--- Brano scelto ---
----

Mentre il possesso collettivo/statale dei beni, nell’Utopia moderna, non comporta necessariamente la sparizione della gerarchia politica e sociale (10), l’Utopia socialista presente nelle riflessioni di Pisacane connette indissolubilmente la sparizione della disuguaglianza sociale con la scomparsa della gerarchia politica. Se si affida il potere politico a qualcuno – è questo in buona sostanza il pensiero del socialista risorgimentale – perché questi dovrebbe usarlo per spartire equamente la ricchezza sociale e non, invece, com’è sempre accaduto a memoria d’uomo, tenersene larga parte per sé e per quella piccola parte della società che lo aiuta in tale latrocinio? Il potere politico, lo Stato, non è disgiunto dalla disuguaglianza sociale; non è cioè una variabile indipendente da esso.
Ma l’aspetto che forse più caratterizza queste riflessioni utopiche pisacaniane – e non solo rispetto all’Utopia moderna – è il suo accento sull’individuo. È l’individuo il vero protagonista della progettazione pisacaniana di una civitas socialista; l’analisi in termini di classe degli attori di una rivoluzione, la progettazione di spazi sociali collettivi e quant’altro trovano sempre il loro senso profondo nella costruzione della felicità del singolo, nella liberazione delle sue energie. All’inizio dell’età contemporanea, progetto comunista e autonomia personale si fondono in un’atipica Utopia comunista dell’individuo.

Errico Malatesta nel carcere
milanese di San Vittore (1921)

Merlino, Pisacane l’utopia

Francesco Saverio Merlino, dunque, nasce in un clima dominato largamente dalla riflessione del “patriota” e “martire” socialista della sua città: tutta la prima produzione merliniana, legata all’anarchismo comunista, lo testimonia chiaramente. Ed è questa tradizione che Merlino abbandona. Non a caso, questa mia esposizione del pensiero di Pisacane avrà ricordato a tutti quei presenti che rammentano i termini della polemica tra Malatesta e Merlino, come le risposte del primo siano, sostanzialmente una rivisitazione ed un approfondimento critico delle posizioni pisacaniane. (11) E sono queste posizioni che Merlino esplicitamente rifiuta, giungendo a definirsi non più comunista anarchico, ma “socialista libertario”.

----

--- Dati forniti ---
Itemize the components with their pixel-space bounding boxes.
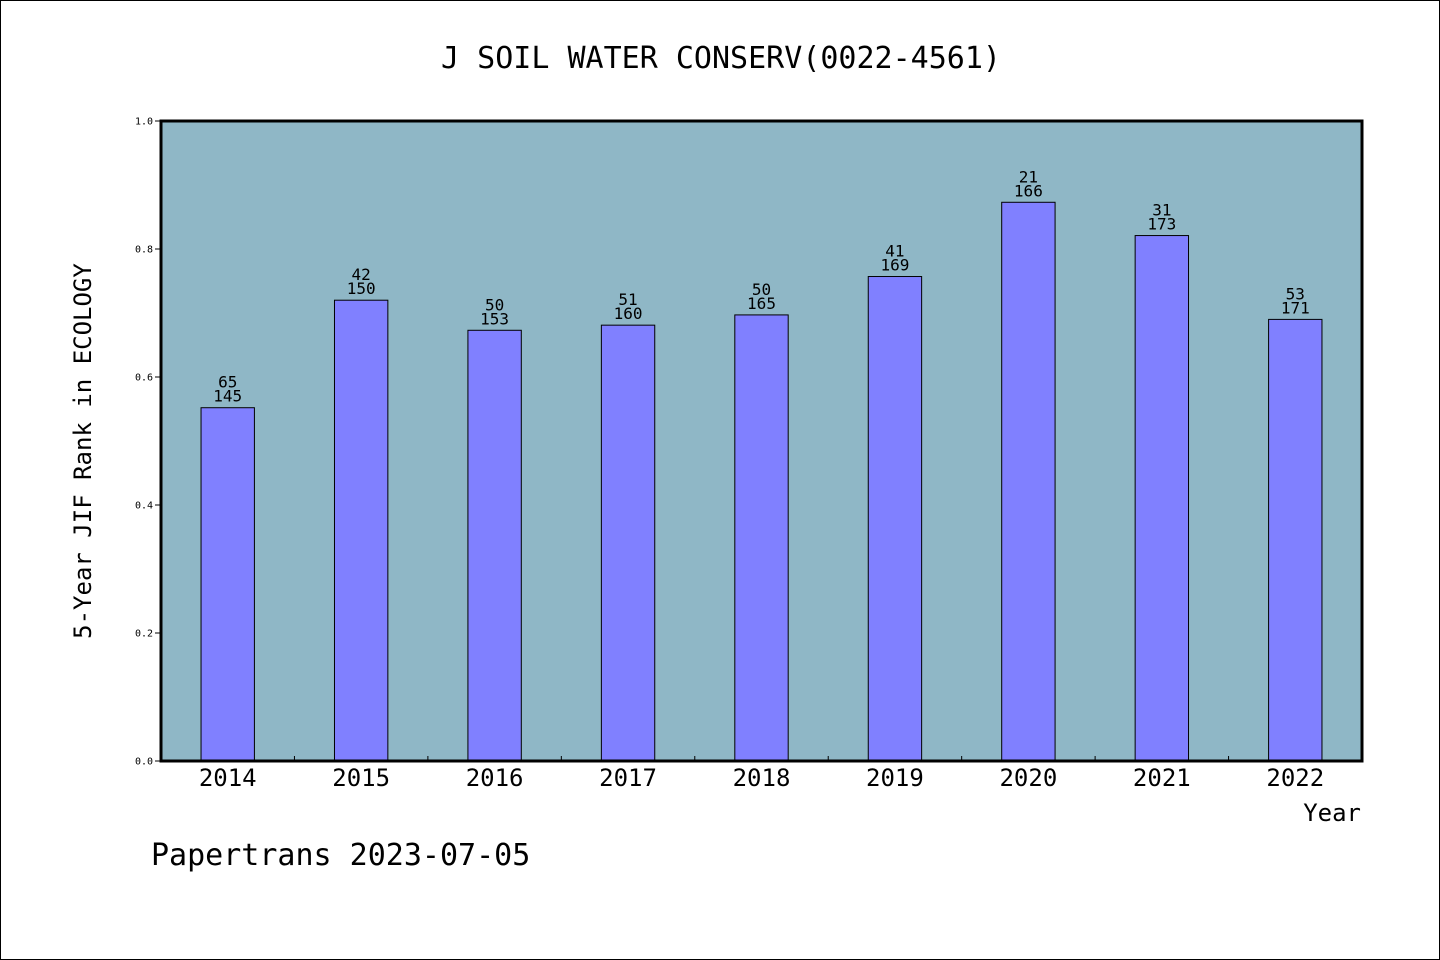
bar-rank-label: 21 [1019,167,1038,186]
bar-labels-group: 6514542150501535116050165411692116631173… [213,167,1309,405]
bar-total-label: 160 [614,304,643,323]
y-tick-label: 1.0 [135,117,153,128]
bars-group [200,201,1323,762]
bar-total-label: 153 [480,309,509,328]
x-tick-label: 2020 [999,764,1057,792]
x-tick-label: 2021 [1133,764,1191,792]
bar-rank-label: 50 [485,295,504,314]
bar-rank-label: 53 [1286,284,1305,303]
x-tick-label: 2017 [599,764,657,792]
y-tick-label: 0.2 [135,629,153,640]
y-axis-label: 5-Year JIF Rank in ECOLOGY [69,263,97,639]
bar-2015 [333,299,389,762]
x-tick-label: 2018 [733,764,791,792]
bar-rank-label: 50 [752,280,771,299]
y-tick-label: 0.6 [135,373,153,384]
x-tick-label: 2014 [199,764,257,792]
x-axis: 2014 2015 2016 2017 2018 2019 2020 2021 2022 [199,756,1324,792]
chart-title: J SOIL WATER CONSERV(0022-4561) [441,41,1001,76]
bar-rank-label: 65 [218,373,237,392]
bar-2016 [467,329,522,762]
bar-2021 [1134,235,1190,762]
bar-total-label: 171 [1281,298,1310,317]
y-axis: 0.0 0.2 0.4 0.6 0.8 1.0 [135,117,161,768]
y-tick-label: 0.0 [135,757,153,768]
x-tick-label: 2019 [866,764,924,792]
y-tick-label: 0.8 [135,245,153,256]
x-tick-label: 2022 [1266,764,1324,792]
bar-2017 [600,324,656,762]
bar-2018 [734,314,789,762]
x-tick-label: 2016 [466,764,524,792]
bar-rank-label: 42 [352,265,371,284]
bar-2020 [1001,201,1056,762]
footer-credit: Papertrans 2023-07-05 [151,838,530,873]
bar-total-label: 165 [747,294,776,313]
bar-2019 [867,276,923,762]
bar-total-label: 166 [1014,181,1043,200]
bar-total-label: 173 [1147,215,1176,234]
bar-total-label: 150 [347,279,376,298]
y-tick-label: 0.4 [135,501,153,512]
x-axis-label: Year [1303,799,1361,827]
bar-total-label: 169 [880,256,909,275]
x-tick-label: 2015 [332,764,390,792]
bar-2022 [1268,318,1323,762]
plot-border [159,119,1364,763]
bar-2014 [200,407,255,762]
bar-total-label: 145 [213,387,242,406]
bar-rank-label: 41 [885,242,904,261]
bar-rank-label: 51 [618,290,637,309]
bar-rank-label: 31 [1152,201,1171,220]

----

--- Consegna ---
Rispondi alle domande seguenti basandoti sul brano su Pisacane e Merlino.
(a) Con che cosa l'Utopia socialista di Pisacane connette indissolubilmente la sparizione della disuguaglianza sociale?
(b) Chi è il vero protagonista della progettazione pisacaniana di una civitas socialista?
(c) Come giunge a definirsi Merlino quando rifiuta le posizioni pisacaniane?
Le voci riportate non servono per svolgere l'esercizio.

--- Soluzione proposta ---
(a) Con la scomparsa della gerarchia politica.
(b) L'individuo.
(c) Non più comunista anarchico, ma "socialista libertario".